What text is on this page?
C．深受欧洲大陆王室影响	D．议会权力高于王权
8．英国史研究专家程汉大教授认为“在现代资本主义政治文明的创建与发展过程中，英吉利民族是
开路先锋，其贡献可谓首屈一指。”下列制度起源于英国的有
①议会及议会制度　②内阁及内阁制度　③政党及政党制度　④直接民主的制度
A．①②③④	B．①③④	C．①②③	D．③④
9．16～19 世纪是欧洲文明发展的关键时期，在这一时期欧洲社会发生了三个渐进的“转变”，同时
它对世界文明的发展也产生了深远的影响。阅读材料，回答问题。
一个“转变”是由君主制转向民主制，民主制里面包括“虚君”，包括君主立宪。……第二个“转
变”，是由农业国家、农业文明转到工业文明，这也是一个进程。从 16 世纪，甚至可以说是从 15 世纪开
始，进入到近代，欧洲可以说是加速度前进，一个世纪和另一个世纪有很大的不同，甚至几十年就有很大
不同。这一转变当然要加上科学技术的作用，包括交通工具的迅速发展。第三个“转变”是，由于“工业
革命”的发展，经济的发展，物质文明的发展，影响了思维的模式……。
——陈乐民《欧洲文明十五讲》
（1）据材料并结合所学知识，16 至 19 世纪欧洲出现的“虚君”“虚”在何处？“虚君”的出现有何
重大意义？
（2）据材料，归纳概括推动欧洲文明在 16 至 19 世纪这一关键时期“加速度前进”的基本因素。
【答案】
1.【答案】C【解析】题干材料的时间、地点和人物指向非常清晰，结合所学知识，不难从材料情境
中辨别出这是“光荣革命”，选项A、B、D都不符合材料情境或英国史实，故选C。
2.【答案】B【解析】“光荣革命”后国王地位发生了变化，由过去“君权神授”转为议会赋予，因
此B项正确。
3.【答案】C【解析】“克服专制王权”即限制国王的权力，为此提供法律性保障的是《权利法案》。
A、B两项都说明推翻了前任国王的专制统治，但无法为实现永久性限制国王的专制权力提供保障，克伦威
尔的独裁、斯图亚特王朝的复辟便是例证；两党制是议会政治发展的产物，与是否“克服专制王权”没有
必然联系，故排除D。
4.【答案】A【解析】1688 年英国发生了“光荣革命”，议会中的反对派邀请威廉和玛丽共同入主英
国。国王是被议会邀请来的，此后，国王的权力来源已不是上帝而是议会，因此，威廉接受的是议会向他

--

Look through the data above. Find each line with the string "克服专制王权" and copy it.

3.【答案】C【解析】“克服专制王权”即限制国王的权力，为此提供法律性保障的是《权利法案》。
尔的独裁、斯图亚特王朝的复辟便是例证；两党制是议会政治发展的产物，与是否“克服专制王权”没有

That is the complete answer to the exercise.